# What needs to be done
In your copy, reproduce the entries exactly as they are, minus the images.

# Exercise data

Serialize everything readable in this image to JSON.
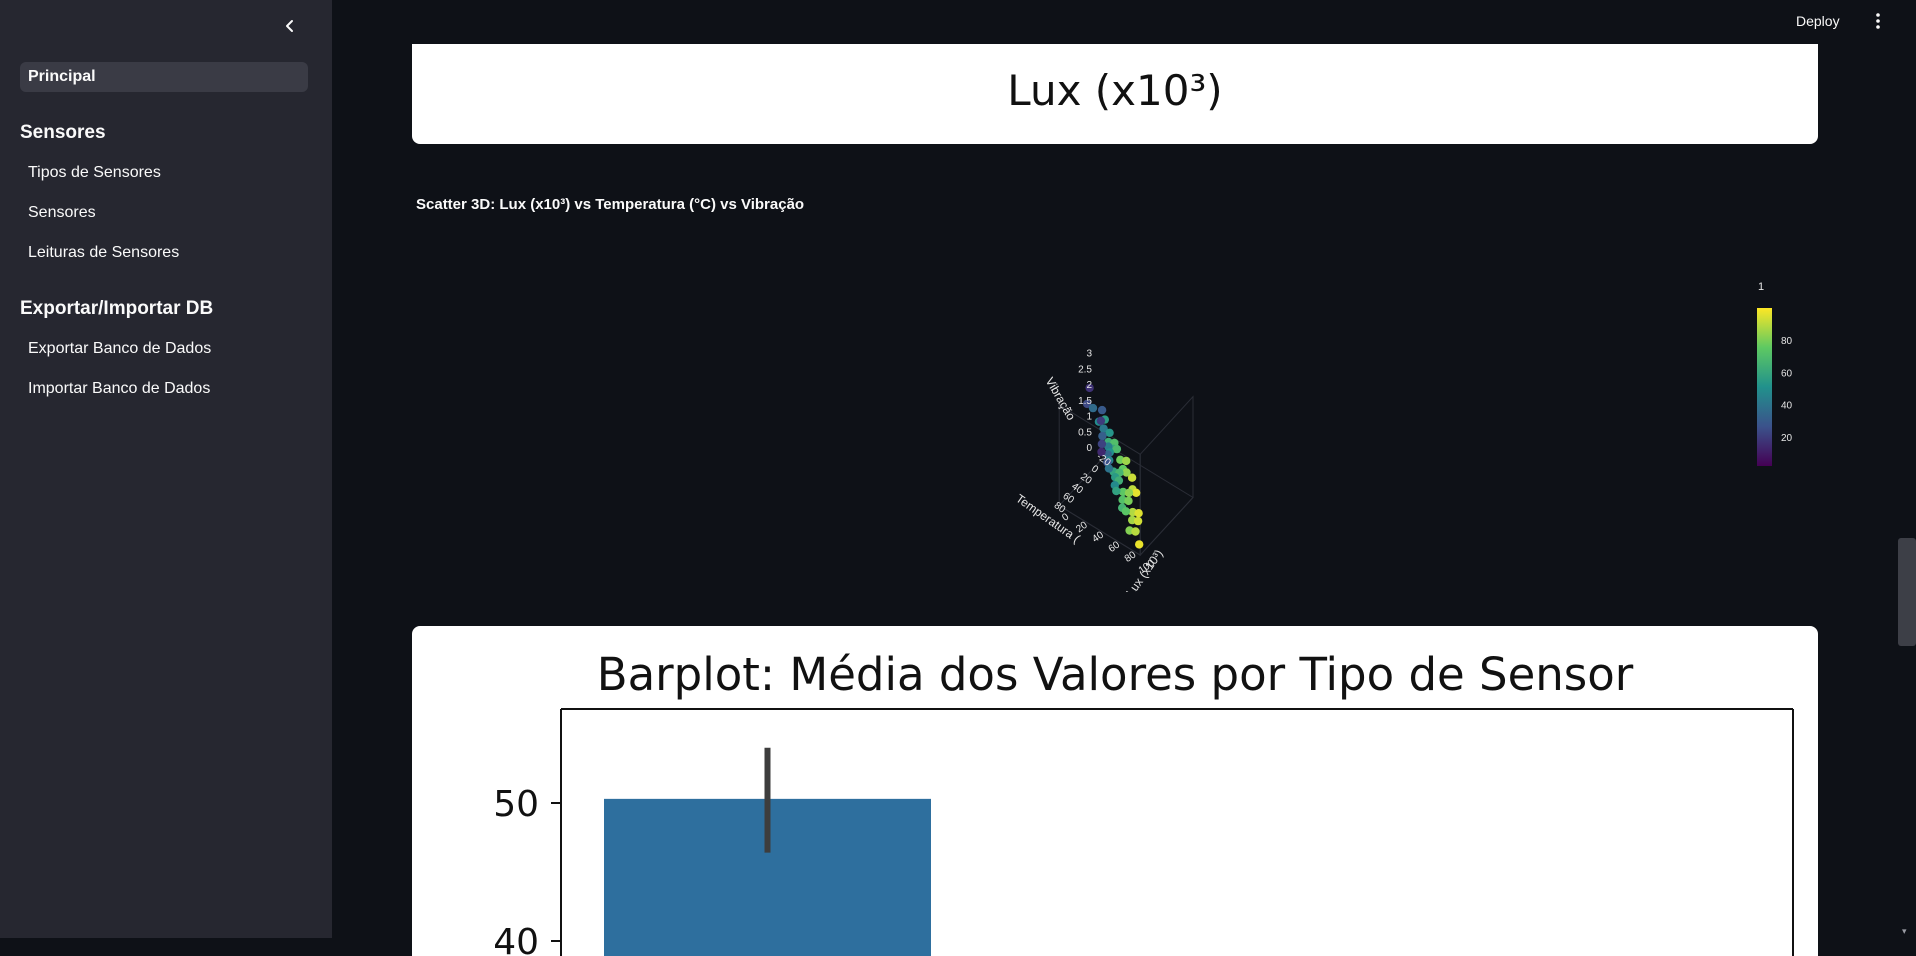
{
  "sidebar": {
    "active_item": "Principal",
    "sections": [
      {
        "heading": "Sensores",
        "items": [
          "Tipos de Sensores",
          "Sensores",
          "Leituras de Sensores"
        ]
      },
      {
        "heading": "Exportar/Importar DB",
        "items": [
          "Exportar Banco de Dados",
          "Importar Banco de Dados"
        ]
      }
    ]
  },
  "header": {
    "deploy_label": "Deploy"
  },
  "top_chart": {
    "xlabel": "Lux (x10³)"
  },
  "scatter": {
    "title": "Scatter 3D: Lux (x10³) vs Temperatura (°C) vs Vibração",
    "colorbar_title": "1",
    "colorbar_ticks": [
      "80",
      "60",
      "40",
      "20"
    ]
  },
  "chart_data": [
    {
      "type": "scatter",
      "title": "Scatter 3D: Lux (x10³) vs Temperatura (°C) vs Vibração",
      "xlabel": "Lux (x10³)",
      "ylabel": "Temperatura (",
      "zlabel": "Vibração",
      "x_ticks": [
        "0",
        "20",
        "40",
        "60",
        "80",
        "100"
      ],
      "y_ticks": [
        "-20",
        "0",
        "20",
        "40",
        "60",
        "80"
      ],
      "z_ticks": [
        "0",
        "0.5",
        "1",
        "1.5",
        "2",
        "2.5",
        "3"
      ],
      "colorbar": {
        "title": "1",
        "ticks": [
          20,
          40,
          60,
          80
        ],
        "colorscale": "viridis"
      },
      "points": [
        {
          "x": 5,
          "y": 40,
          "z": 2.9,
          "c": 15
        },
        {
          "x": 10,
          "y": 55,
          "z": 2.7,
          "c": 22
        },
        {
          "x": 20,
          "y": 60,
          "z": 2.8,
          "c": 35
        },
        {
          "x": 30,
          "y": 65,
          "z": 2.6,
          "c": 48
        },
        {
          "x": 40,
          "y": 70,
          "z": 2.9,
          "c": 55
        },
        {
          "x": 50,
          "y": 80,
          "z": 2.5,
          "c": 62
        },
        {
          "x": 60,
          "y": 85,
          "z": 2.7,
          "c": 70
        },
        {
          "x": 70,
          "y": 90,
          "z": 2.4,
          "c": 78
        },
        {
          "x": 80,
          "y": 95,
          "z": 2.6,
          "c": 85
        },
        {
          "x": 90,
          "y": 100,
          "z": 2.3,
          "c": 92
        },
        {
          "x": 15,
          "y": 30,
          "z": 2.2,
          "c": 28
        },
        {
          "x": 25,
          "y": 45,
          "z": 2.0,
          "c": 40
        },
        {
          "x": 35,
          "y": 50,
          "z": 2.1,
          "c": 52
        },
        {
          "x": 45,
          "y": 60,
          "z": 1.9,
          "c": 60
        },
        {
          "x": 55,
          "y": 70,
          "z": 2.2,
          "c": 68
        },
        {
          "x": 65,
          "y": 75,
          "z": 1.8,
          "c": 75
        },
        {
          "x": 75,
          "y": 85,
          "z": 2.0,
          "c": 83
        },
        {
          "x": 85,
          "y": 90,
          "z": 1.7,
          "c": 90
        },
        {
          "x": 95,
          "y": 100,
          "z": 1.9,
          "c": 96
        },
        {
          "x": 8,
          "y": 20,
          "z": 1.6,
          "c": 18
        },
        {
          "x": 18,
          "y": 35,
          "z": 1.5,
          "c": 30
        },
        {
          "x": 28,
          "y": 40,
          "z": 1.4,
          "c": 42
        },
        {
          "x": 38,
          "y": 55,
          "z": 1.6,
          "c": 50
        },
        {
          "x": 48,
          "y": 65,
          "z": 1.3,
          "c": 58
        },
        {
          "x": 58,
          "y": 70,
          "z": 1.5,
          "c": 66
        },
        {
          "x": 68,
          "y": 80,
          "z": 1.2,
          "c": 74
        },
        {
          "x": 78,
          "y": 85,
          "z": 1.4,
          "c": 82
        },
        {
          "x": 88,
          "y": 95,
          "z": 1.1,
          "c": 88
        },
        {
          "x": 98,
          "y": 100,
          "z": 1.3,
          "c": 95
        },
        {
          "x": 12,
          "y": 25,
          "z": 1.0,
          "c": 20
        },
        {
          "x": 22,
          "y": 30,
          "z": 0.9,
          "c": 33
        },
        {
          "x": 32,
          "y": 45,
          "z": 1.1,
          "c": 45
        },
        {
          "x": 42,
          "y": 50,
          "z": 0.8,
          "c": 54
        },
        {
          "x": 52,
          "y": 60,
          "z": 1.0,
          "c": 63
        },
        {
          "x": 62,
          "y": 70,
          "z": 0.7,
          "c": 71
        },
        {
          "x": 72,
          "y": 75,
          "z": 0.9,
          "c": 79
        },
        {
          "x": 82,
          "y": 85,
          "z": 0.6,
          "c": 86
        },
        {
          "x": 92,
          "y": 90,
          "z": 0.8,
          "c": 93
        },
        {
          "x": 6,
          "y": 15,
          "z": 0.5,
          "c": 12
        },
        {
          "x": 16,
          "y": 20,
          "z": 0.4,
          "c": 25
        },
        {
          "x": 26,
          "y": 35,
          "z": 0.6,
          "c": 38
        },
        {
          "x": 36,
          "y": 40,
          "z": 0.3,
          "c": 47
        },
        {
          "x": 46,
          "y": 55,
          "z": 0.5,
          "c": 57
        },
        {
          "x": 56,
          "y": 60,
          "z": 0.2,
          "c": 65
        },
        {
          "x": 66,
          "y": 70,
          "z": 0.4,
          "c": 73
        },
        {
          "x": 76,
          "y": 80,
          "z": 0.1,
          "c": 81
        },
        {
          "x": 86,
          "y": 85,
          "z": 0.3,
          "c": 89
        },
        {
          "x": 96,
          "y": 95,
          "z": 0.2,
          "c": 97
        }
      ]
    },
    {
      "type": "bar",
      "title": "Barplot: Média dos Valores por Tipo de Sensor",
      "y_ticks": [
        40,
        50
      ],
      "ylim": [
        38,
        56
      ],
      "bars": [
        {
          "value": 50.3,
          "error_low": 46.4,
          "error_high": 54.0,
          "color": "#2e6f9e"
        }
      ]
    }
  ]
}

# Exercise result
Serialize everything readable in this image to JSON.
{
  "sidebar": {
    "active_item": "Principal",
    "sections": [
      {
        "heading": "Sensores",
        "items": [
          "Tipos de Sensores",
          "Sensores",
          "Leituras de Sensores"
        ]
      },
      {
        "heading": "Exportar/Importar DB",
        "items": [
          "Exportar Banco de Dados",
          "Importar Banco de Dados"
        ]
      }
    ]
  },
  "header": {
    "deploy_label": "Deploy"
  },
  "top_chart": {
    "xlabel": "Lux (x10³)"
  },
  "scatter": {
    "title": "Scatter 3D: Lux (x10³) vs Temperatura (°C) vs Vibração",
    "colorbar_title": "1",
    "colorbar_ticks": [
      "80",
      "60",
      "40",
      "20"
    ]
  },
  "chart_data": [
    {
      "type": "scatter",
      "title": "Scatter 3D: Lux (x10³) vs Temperatura (°C) vs Vibração",
      "xlabel": "Lux (x10³)",
      "ylabel": "Temperatura (",
      "zlabel": "Vibração",
      "x_ticks": [
        "0",
        "20",
        "40",
        "60",
        "80",
        "100"
      ],
      "y_ticks": [
        "-20",
        "0",
        "20",
        "40",
        "60",
        "80"
      ],
      "z_ticks": [
        "0",
        "0.5",
        "1",
        "1.5",
        "2",
        "2.5",
        "3"
      ],
      "colorbar": {
        "title": "1",
        "ticks": [
          20,
          40,
          60,
          80
        ],
        "colorscale": "viridis"
      },
      "points": [
        {
          "x": 5,
          "y": 40,
          "z": 2.9,
          "c": 15
        },
        {
          "x": 10,
          "y": 55,
          "z": 2.7,
          "c": 22
        },
        {
          "x": 20,
          "y": 60,
          "z": 2.8,
          "c": 35
        },
        {
          "x": 30,
          "y": 65,
          "z": 2.6,
          "c": 48
        },
        {
          "x": 40,
          "y": 70,
          "z": 2.9,
          "c": 55
        },
        {
          "x": 50,
          "y": 80,
          "z": 2.5,
          "c": 62
        },
        {
          "x": 60,
          "y": 85,
          "z": 2.7,
          "c": 70
        },
        {
          "x": 70,
          "y": 90,
          "z": 2.4,
          "c": 78
        },
        {
          "x": 80,
          "y": 95,
          "z": 2.6,
          "c": 85
        },
        {
          "x": 90,
          "y": 100,
          "z": 2.3,
          "c": 92
        },
        {
          "x": 15,
          "y": 30,
          "z": 2.2,
          "c": 28
        },
        {
          "x": 25,
          "y": 45,
          "z": 2.0,
          "c": 40
        },
        {
          "x": 35,
          "y": 50,
          "z": 2.1,
          "c": 52
        },
        {
          "x": 45,
          "y": 60,
          "z": 1.9,
          "c": 60
        },
        {
          "x": 55,
          "y": 70,
          "z": 2.2,
          "c": 68
        },
        {
          "x": 65,
          "y": 75,
          "z": 1.8,
          "c": 75
        },
        {
          "x": 75,
          "y": 85,
          "z": 2.0,
          "c": 83
        },
        {
          "x": 85,
          "y": 90,
          "z": 1.7,
          "c": 90
        },
        {
          "x": 95,
          "y": 100,
          "z": 1.9,
          "c": 96
        },
        {
          "x": 8,
          "y": 20,
          "z": 1.6,
          "c": 18
        },
        {
          "x": 18,
          "y": 35,
          "z": 1.5,
          "c": 30
        },
        {
          "x": 28,
          "y": 40,
          "z": 1.4,
          "c": 42
        },
        {
          "x": 38,
          "y": 55,
          "z": 1.6,
          "c": 50
        },
        {
          "x": 48,
          "y": 65,
          "z": 1.3,
          "c": 58
        },
        {
          "x": 58,
          "y": 70,
          "z": 1.5,
          "c": 66
        },
        {
          "x": 68,
          "y": 80,
          "z": 1.2,
          "c": 74
        },
        {
          "x": 78,
          "y": 85,
          "z": 1.4,
          "c": 82
        },
        {
          "x": 88,
          "y": 95,
          "z": 1.1,
          "c": 88
        },
        {
          "x": 98,
          "y": 100,
          "z": 1.3,
          "c": 95
        },
        {
          "x": 12,
          "y": 25,
          "z": 1.0,
          "c": 20
        },
        {
          "x": 22,
          "y": 30,
          "z": 0.9,
          "c": 33
        },
        {
          "x": 32,
          "y": 45,
          "z": 1.1,
          "c": 45
        },
        {
          "x": 42,
          "y": 50,
          "z": 0.8,
          "c": 54
        },
        {
          "x": 52,
          "y": 60,
          "z": 1.0,
          "c": 63
        },
        {
          "x": 62,
          "y": 70,
          "z": 0.7,
          "c": 71
        },
        {
          "x": 72,
          "y": 75,
          "z": 0.9,
          "c": 79
        },
        {
          "x": 82,
          "y": 85,
          "z": 0.6,
          "c": 86
        },
        {
          "x": 92,
          "y": 90,
          "z": 0.8,
          "c": 93
        },
        {
          "x": 6,
          "y": 15,
          "z": 0.5,
          "c": 12
        },
        {
          "x": 16,
          "y": 20,
          "z": 0.4,
          "c": 25
        },
        {
          "x": 26,
          "y": 35,
          "z": 0.6,
          "c": 38
        },
        {
          "x": 36,
          "y": 40,
          "z": 0.3,
          "c": 47
        },
        {
          "x": 46,
          "y": 55,
          "z": 0.5,
          "c": 57
        },
        {
          "x": 56,
          "y": 60,
          "z": 0.2,
          "c": 65
        },
        {
          "x": 66,
          "y": 70,
          "z": 0.4,
          "c": 73
        },
        {
          "x": 76,
          "y": 80,
          "z": 0.1,
          "c": 81
        },
        {
          "x": 86,
          "y": 85,
          "z": 0.3,
          "c": 89
        },
        {
          "x": 96,
          "y": 95,
          "z": 0.2,
          "c": 97
        }
      ]
    },
    {
      "type": "bar",
      "title": "Barplot: Média dos Valores por Tipo de Sensor",
      "y_ticks": [
        40,
        50
      ],
      "ylim": [
        38,
        56
      ],
      "bars": [
        {
          "value": 50.3,
          "error_low": 46.4,
          "error_high": 54.0,
          "color": "#2e6f9e"
        }
      ]
    }
  ]
}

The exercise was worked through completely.